Objectives:
1. Summarize the Illinois appellate order in two sentences.
2. List every appellate justice whom the Illinois appellate order names as delivering or concurring in the judgment.
3. Extend the Illinois appellate order from the point at which it stops.

Text segment:
━━━━

2024 IL App (2d) 240176-U Nos. 2-24-0176, 2-24-0203 Order filed May 17, 2024
NOTICE: This order was filed under Supreme Court Rule 23(b) and is not precedent except in the limited circumstances allowed under Rule 23(e)(l). ______________________________________________________________________________
IN THE
APPELLATE COURT OF ILLINOIS
SECOND DISTRICT ______________________________________________________________________________
THE PEOPLE OF THE STATE ) Appeal from the Circuit Court OF ILLINOIS, ) of McHenry County. ) Plaintiff-Appellee, ) ) v. ) No. 24-CF-187 ) RAYMOND M. GAINES, ) Honorable ) Michael J. Chmiel, Defendant-Appellant. ) Judge, Presiding. ______________________________________________________________________________
JUSTICE MULLEN delivered the judgment of the court. Justices Birkett and Jorgensen concurred in the judgment.
ORDER
¶1 Held: The trial court did not err in granting the State’s petition to deny defendant pretrial release and ordering him detained.

━━━━

Data block:
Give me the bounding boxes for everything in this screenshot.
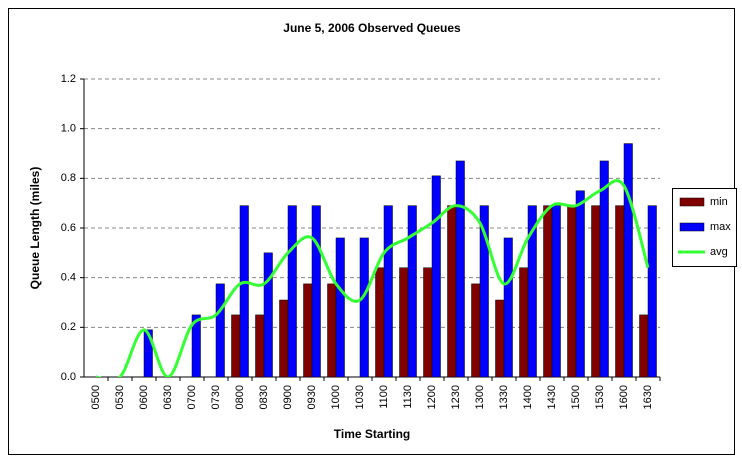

━━━━

Final results:
1. Filed on May 17, 2024, under Supreme Court Rule 23(b), this order of the Appellate Court of Illinois, Second District, is not precedent except in the limited circumstances allowed under Rule 23(e)(l). Justice Mullen delivered the judgment, with Justices Birkett and Jorgensen concurring, and the court held that the trial court did not err in granting the State's petition to deny defendant pretrial release and ordering him detained.

2.
- Justice Mullen
- Justice Birkett
- Justice Jorgensen

3.
¶2 I. INTRODUCTION
¶3 Defendant, Raymond M. Gaines, appeals an order of the circuit court of McHenry County
granting the State’s petition to deny him pretrial release and ordering him detained and an order
denying his motion to reconsider detention, in accordance with section 110-6.1 of the Code of
Criminal Procedure of 1963 (Code) (725 ILCS 5/110-6.1 (West 2022)). For the reasons that follow,
we affirm. 2024 IL App (2d) 240176-U
¶4 II. BACKGROUND
¶5 On February 26, 2024, defendant was charged by complaint with two counts of aggravated
battery in a public place (720 ILCS 5/12-3.05(c) (West 2022)), a class 3 felony; two counts of
aggravated battery by use of a deadly weapon (720 ILCS 5/12-3.05(f)(1) (West 2022)), a class 3
felony; and two counts of aggravated assault on public property (720 ILCS 5/12-2(a) (West 2022)),
a class A misdemeanor.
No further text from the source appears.